BEGIN

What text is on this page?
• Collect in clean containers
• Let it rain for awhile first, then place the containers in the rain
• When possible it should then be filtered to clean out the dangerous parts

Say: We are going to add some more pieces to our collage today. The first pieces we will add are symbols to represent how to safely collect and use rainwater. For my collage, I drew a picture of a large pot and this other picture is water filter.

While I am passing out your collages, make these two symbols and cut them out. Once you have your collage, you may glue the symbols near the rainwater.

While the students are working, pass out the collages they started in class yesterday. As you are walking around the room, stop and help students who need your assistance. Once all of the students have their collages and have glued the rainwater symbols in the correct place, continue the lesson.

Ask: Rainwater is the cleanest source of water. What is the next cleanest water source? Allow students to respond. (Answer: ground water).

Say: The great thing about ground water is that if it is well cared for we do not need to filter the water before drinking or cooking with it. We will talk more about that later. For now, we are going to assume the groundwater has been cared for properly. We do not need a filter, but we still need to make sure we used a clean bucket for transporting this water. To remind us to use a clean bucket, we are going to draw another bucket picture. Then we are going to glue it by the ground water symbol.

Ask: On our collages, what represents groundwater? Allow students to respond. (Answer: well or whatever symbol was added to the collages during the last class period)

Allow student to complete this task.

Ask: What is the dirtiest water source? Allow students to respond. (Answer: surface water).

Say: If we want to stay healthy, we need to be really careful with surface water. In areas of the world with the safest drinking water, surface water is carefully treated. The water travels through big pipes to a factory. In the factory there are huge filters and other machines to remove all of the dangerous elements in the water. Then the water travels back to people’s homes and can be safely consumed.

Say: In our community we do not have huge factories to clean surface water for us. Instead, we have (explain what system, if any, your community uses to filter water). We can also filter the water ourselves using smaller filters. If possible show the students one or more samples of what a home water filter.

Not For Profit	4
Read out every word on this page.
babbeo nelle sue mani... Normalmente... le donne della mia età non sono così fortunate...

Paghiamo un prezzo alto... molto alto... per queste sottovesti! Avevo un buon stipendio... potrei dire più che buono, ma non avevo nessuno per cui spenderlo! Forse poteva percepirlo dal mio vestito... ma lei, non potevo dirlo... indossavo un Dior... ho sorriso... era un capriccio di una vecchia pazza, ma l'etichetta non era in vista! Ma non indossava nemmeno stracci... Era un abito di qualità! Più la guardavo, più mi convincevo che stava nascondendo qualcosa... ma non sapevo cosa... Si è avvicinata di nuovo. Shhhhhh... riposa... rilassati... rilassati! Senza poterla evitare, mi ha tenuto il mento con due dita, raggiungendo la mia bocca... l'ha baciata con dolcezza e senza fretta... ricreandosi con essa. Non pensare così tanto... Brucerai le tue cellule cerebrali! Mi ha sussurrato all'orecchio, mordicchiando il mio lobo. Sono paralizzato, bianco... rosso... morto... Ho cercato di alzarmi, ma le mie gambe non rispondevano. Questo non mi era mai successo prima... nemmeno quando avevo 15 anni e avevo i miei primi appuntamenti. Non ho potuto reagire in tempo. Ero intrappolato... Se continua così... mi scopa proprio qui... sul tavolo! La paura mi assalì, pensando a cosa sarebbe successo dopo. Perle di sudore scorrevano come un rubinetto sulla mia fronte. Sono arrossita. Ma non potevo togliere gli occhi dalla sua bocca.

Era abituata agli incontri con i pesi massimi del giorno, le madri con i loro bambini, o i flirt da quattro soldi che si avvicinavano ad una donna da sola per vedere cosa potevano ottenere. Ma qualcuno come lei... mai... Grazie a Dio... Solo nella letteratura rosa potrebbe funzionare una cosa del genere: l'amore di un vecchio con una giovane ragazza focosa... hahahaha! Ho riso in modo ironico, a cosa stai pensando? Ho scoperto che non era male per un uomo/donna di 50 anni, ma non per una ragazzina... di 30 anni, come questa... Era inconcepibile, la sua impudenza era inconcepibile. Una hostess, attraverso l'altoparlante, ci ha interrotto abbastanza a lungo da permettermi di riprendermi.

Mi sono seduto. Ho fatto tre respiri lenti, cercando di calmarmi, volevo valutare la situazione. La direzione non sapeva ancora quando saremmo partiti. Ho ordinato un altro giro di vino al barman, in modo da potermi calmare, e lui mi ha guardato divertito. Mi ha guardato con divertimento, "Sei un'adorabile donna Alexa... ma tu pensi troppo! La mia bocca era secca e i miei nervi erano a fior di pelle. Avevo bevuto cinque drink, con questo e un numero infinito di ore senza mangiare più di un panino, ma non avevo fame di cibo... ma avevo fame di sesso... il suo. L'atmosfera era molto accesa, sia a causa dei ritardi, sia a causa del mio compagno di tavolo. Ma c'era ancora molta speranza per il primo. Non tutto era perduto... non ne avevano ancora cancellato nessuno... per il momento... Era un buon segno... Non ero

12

END

▸ **Aim of the task**: Your task is to collect every line above that contains the word "page".

▸ **Result**:
What text is on this page?
Read out every word on this page.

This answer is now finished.